** EXERCISE PROMPT **
Write out the material again word for word, dropping any images it holds.

** SUPPLIED ENTRIES **
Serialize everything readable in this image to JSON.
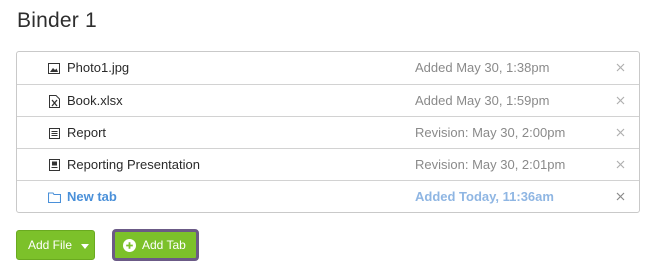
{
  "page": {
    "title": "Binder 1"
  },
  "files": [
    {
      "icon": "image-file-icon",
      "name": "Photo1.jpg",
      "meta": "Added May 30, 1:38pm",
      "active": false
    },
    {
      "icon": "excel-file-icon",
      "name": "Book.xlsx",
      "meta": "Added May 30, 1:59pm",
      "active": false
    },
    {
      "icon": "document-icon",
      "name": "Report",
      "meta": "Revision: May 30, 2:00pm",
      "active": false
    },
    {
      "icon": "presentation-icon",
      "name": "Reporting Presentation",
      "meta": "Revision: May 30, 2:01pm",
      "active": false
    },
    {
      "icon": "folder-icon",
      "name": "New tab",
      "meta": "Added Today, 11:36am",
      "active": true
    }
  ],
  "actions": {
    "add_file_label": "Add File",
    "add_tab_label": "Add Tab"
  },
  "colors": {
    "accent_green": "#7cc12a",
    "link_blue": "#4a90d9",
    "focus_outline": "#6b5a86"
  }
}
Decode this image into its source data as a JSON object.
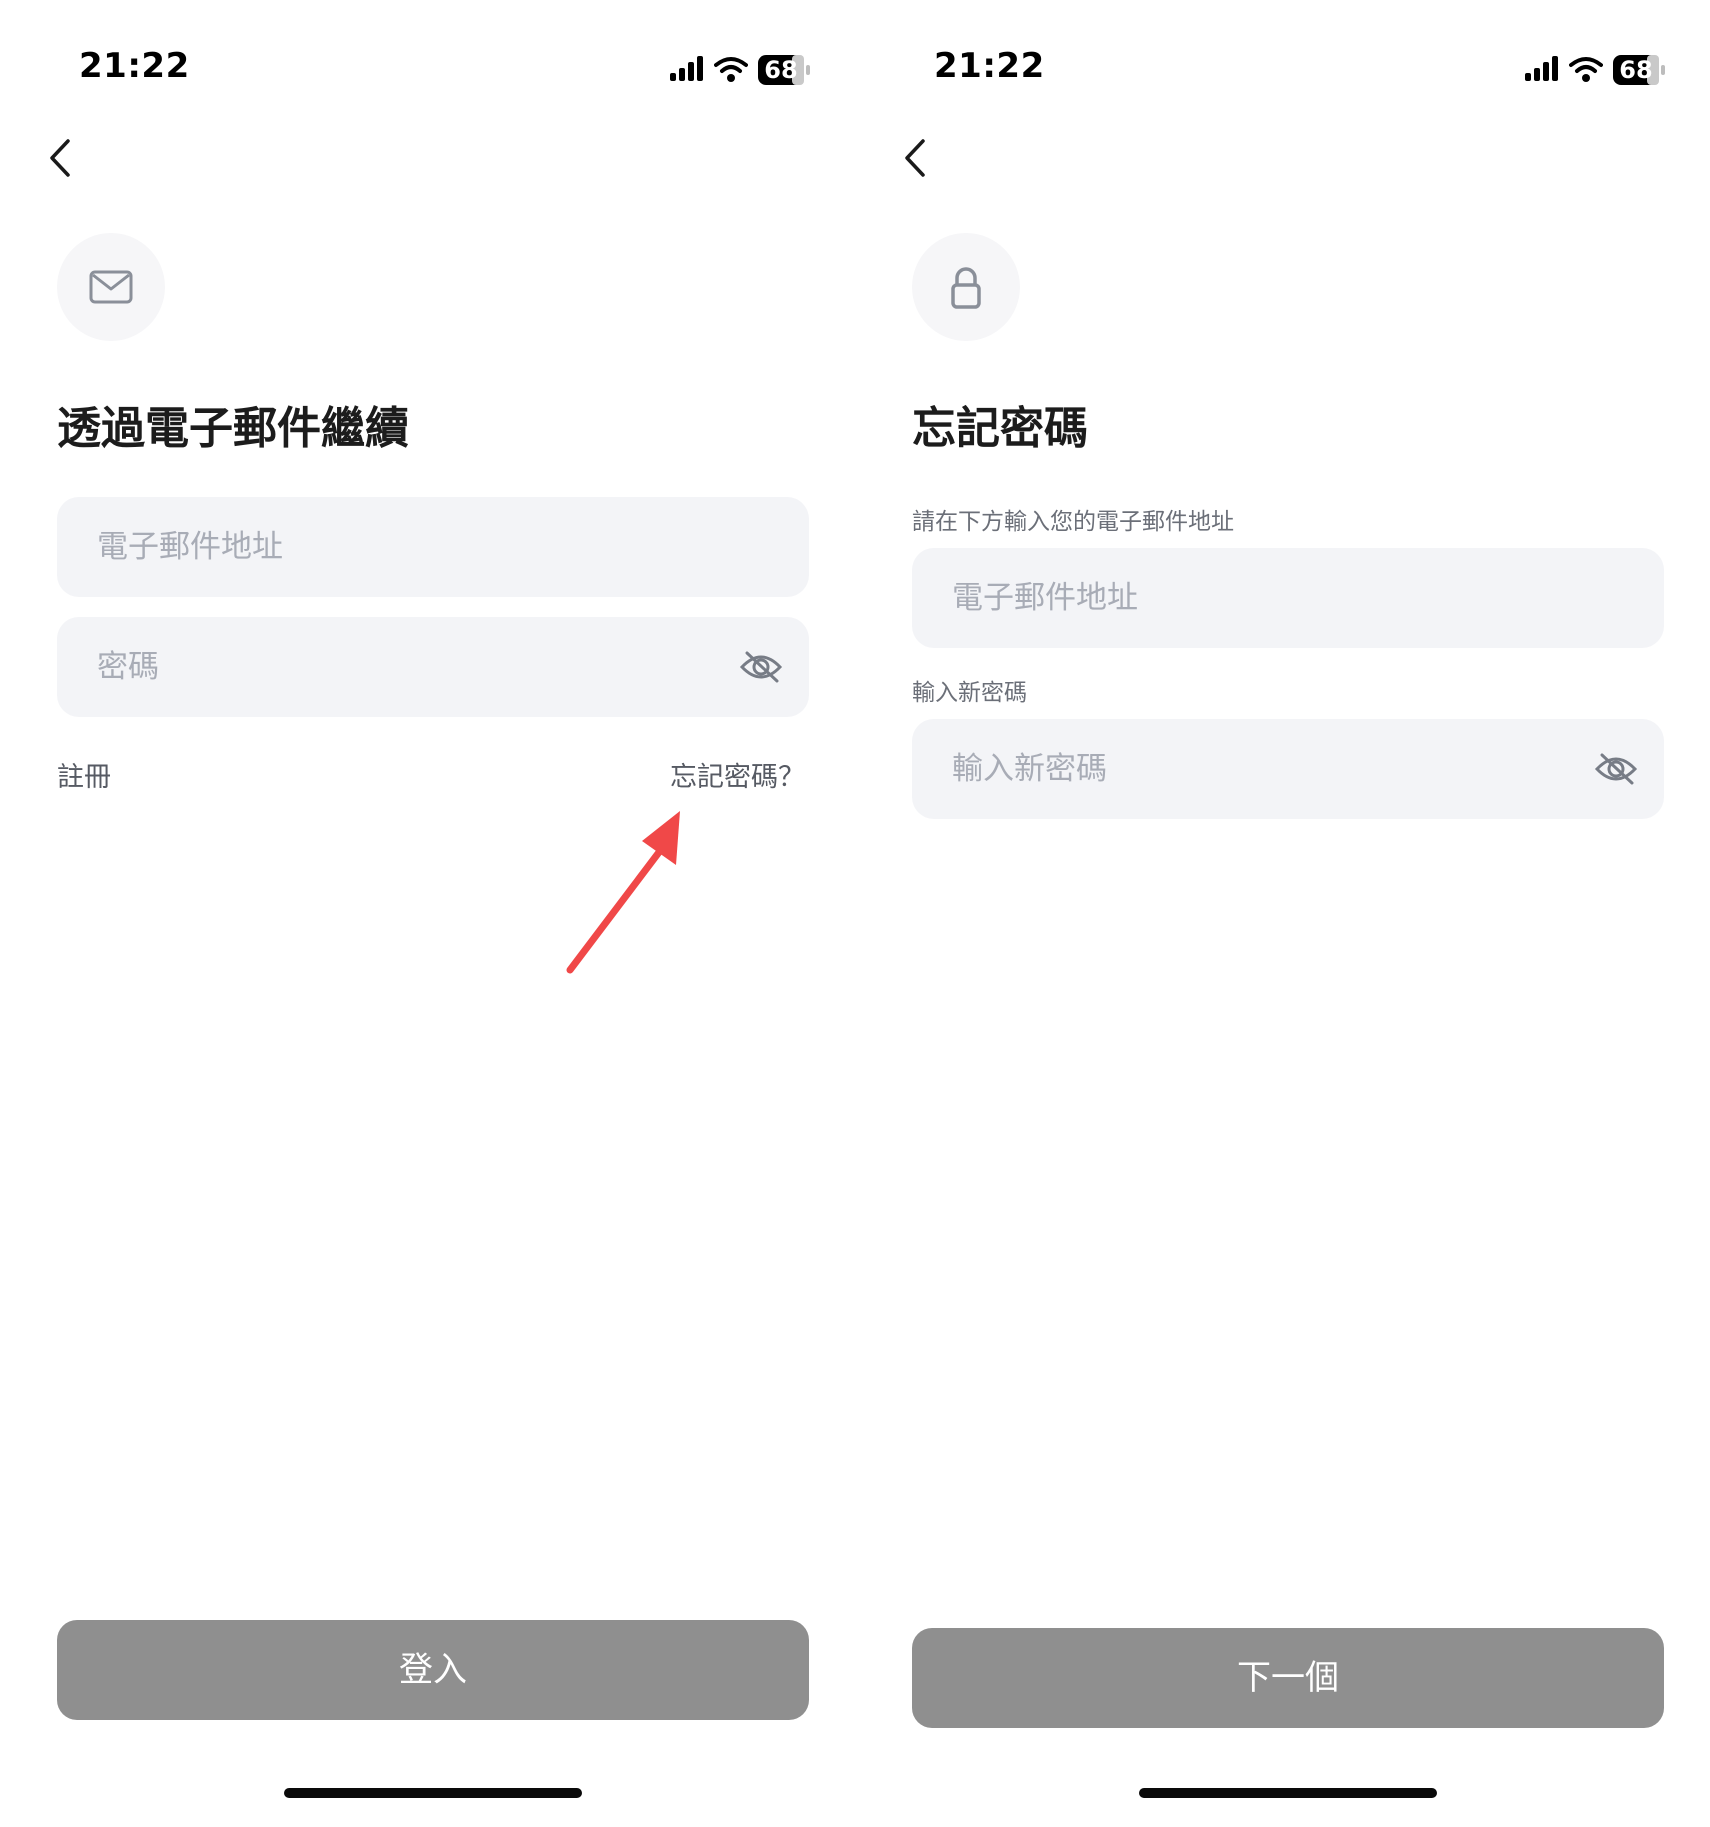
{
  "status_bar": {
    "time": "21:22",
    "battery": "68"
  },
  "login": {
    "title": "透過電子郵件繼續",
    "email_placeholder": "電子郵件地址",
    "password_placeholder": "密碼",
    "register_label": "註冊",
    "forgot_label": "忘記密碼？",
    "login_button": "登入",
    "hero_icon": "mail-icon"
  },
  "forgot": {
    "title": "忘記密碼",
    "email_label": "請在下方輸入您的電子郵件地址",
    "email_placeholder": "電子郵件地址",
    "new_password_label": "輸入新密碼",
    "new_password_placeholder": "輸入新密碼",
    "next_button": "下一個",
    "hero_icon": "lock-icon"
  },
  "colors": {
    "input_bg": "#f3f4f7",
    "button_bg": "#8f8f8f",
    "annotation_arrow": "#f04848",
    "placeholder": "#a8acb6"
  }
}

** SOLVED PROBLEM **
Serialize everything readable in this image to JSON.
{
  "page": {
    "title": "Binder 1"
  },
  "files": [
    {
      "icon": "image-file-icon",
      "name": "Photo1.jpg",
      "meta": "Added May 30, 1:38pm",
      "active": false
    },
    {
      "icon": "excel-file-icon",
      "name": "Book.xlsx",
      "meta": "Added May 30, 1:59pm",
      "active": false
    },
    {
      "icon": "document-icon",
      "name": "Report",
      "meta": "Revision: May 30, 2:00pm",
      "active": false
    },
    {
      "icon": "presentation-icon",
      "name": "Reporting Presentation",
      "meta": "Revision: May 30, 2:01pm",
      "active": false
    },
    {
      "icon": "folder-icon",
      "name": "New tab",
      "meta": "Added Today, 11:36am",
      "active": true
    }
  ],
  "actions": {
    "add_file_label": "Add File",
    "add_tab_label": "Add Tab"
  },
  "colors": {
    "accent_green": "#7cc12a",
    "link_blue": "#4a90d9",
    "focus_outline": "#6b5a86"
  }
}
Decode this image into its source data as a JSON object.
{
  "status_bar": {
    "time": "21:22",
    "battery": "68"
  },
  "login": {
    "title": "透過電子郵件繼續",
    "email_placeholder": "電子郵件地址",
    "password_placeholder": "密碼",
    "register_label": "註冊",
    "forgot_label": "忘記密碼？",
    "login_button": "登入",
    "hero_icon": "mail-icon"
  },
  "forgot": {
    "title": "忘記密碼",
    "email_label": "請在下方輸入您的電子郵件地址",
    "email_placeholder": "電子郵件地址",
    "new_password_label": "輸入新密碼",
    "new_password_placeholder": "輸入新密碼",
    "next_button": "下一個",
    "hero_icon": "lock-icon"
  },
  "colors": {
    "input_bg": "#f3f4f7",
    "button_bg": "#8f8f8f",
    "annotation_arrow": "#f04848",
    "placeholder": "#a8acb6"
  }
}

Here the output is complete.